■ **Текст**
--------------------

Книга: Пиши рьяно, редактируй резво: Полное руководство по работе над великим романом. Опыт писателей: от Аристотеля до Водолазкина
Назад: Яна Вагнер
Дальше: Максим Кантор

Кристина Гептинг

«Быть носителем идеалов — хорошо, главное, чтобы без фанатизма»

Кристина Гептинг — о сомнениях, ярком литературном дебюте и влиянии литературы на писателя.

— После победы в «Лицее» и выдвижении на «Нацбест» оказалось, что — далее цитирую — «…внимание к себе, как позитивное, так и негативное, людям моего склада переносить безболезненно для психики очень сложно». К чему ты оказалась не готова?

— Да я вообще, как выяснилось, не очень люблю внимание. В какой-то момент стало казаться, что и хвалят книгу не за то, и ругают не совсем справедливо. Сейчас хочется поменьше слышать, что там пишут и говорят о моей книге, потому что она мне самой немного надоела. Хочется идти дальше.

--------------------

■ **Суть задания**
[a] Переведите на английский язык предложение «Да я вообще, как выяснилось, не очень люблю внимание.» из интервью с Кристиной Гептинг.
[b] Воспроизведите без изменений фрагмент интервью с Кристиной Гептинг, который начинается словами, содержащими «Кристина Гептинг —», и заканчивается словами «Хочется идти дальше.».
[c] Напишите продолжение интервью с Кристиной Гептинг, начиная сразу после его последней фразы.

--------------------

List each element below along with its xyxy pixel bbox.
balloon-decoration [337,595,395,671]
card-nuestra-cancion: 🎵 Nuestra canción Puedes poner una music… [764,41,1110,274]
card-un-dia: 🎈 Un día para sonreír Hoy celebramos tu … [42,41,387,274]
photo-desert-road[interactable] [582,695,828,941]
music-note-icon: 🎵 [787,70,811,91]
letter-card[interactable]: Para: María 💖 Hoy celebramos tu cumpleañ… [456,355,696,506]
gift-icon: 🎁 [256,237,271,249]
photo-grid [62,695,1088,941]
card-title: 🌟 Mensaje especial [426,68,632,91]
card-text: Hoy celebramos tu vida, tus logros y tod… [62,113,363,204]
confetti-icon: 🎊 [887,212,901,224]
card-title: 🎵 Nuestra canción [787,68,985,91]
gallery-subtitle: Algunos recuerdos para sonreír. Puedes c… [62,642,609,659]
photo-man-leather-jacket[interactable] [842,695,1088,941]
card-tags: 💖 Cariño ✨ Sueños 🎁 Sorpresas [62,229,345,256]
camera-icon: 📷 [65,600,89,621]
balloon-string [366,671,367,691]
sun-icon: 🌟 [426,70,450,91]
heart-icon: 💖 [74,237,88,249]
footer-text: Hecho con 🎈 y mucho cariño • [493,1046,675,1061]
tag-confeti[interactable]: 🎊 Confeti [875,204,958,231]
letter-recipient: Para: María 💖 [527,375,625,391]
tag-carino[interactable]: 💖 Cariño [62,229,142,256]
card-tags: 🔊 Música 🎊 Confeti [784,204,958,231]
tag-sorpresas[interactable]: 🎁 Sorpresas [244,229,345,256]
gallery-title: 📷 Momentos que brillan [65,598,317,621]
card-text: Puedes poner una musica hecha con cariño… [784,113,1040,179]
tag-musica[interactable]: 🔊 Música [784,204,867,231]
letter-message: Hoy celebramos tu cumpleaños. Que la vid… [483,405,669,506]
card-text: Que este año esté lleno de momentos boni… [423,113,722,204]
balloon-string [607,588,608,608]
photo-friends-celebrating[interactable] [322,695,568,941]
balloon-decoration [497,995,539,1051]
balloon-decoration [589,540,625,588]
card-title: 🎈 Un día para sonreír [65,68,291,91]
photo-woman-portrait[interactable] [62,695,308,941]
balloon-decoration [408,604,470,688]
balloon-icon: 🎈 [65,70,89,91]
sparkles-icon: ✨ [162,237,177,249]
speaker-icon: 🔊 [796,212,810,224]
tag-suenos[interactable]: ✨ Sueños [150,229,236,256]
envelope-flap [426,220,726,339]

--------------------

■ **Ответы**
[a] Actually, as it turned out, I don't really like attention at all.

[b]
Кристина Гептинг — о сомнениях, ярком литературном дебюте и влиянии литературы на писателя.

— После победы в «Лицее» и выдвижении на «Нацбест» оказалось, что — далее цитирую — «…внимание к себе, как позитивное, так и негативное, людям моего склада переносить безболезненно для психики очень сложно». К чему ты оказалась не готова?

— Да я вообще, как выяснилось, не очень люблю внимание. В какой-то момент стало казаться, что и хвалят книгу не за то, и ругают не совсем справедливо. Сейчас хочется поменьше слышать, что там пишут и говорят о моей книге, потому что она мне самой немного надоела. Хочется идти дальше.

[c]
— И, продолжая вопрос: как твои тексты и твой главный на текущий момент текст повлияли на твою жизнь?

— «Плюс жизнь», конечно, сильно изменила и мою жизнь. Я давно пишу прозу, но в основном это были неудачные попытки, и я не скажу, что я даже предпринимала какие-то упорные попытки опубликоваться. С «Плюс жизнью» же было не так. Я верила в этот текст и знала, что он должен найти своего читателя. Собственно, главное, что изменилось, — то, что у меня теперь есть читатели. Наверное, их не очень много, но, учитывая, что раньше не было совсем, думаю, конверсия у меня очень хорошая. Теперь я знаю, что работаю не впустую. Впрочем, сейчас дебютный текст меня не вполне устраивает.

— Тебя не испугал успех?

— Если то, что со мной происходит, можно назвать успехом, то да, в какой-то степени испугал. Может, потому, что я никогда к нему особенно не стремилась.

— Не было ощущения, что ты получила некий аванс от мироздания? Теперь от тебя ждут новых ярких вещей, а это ответственность. Не страшно?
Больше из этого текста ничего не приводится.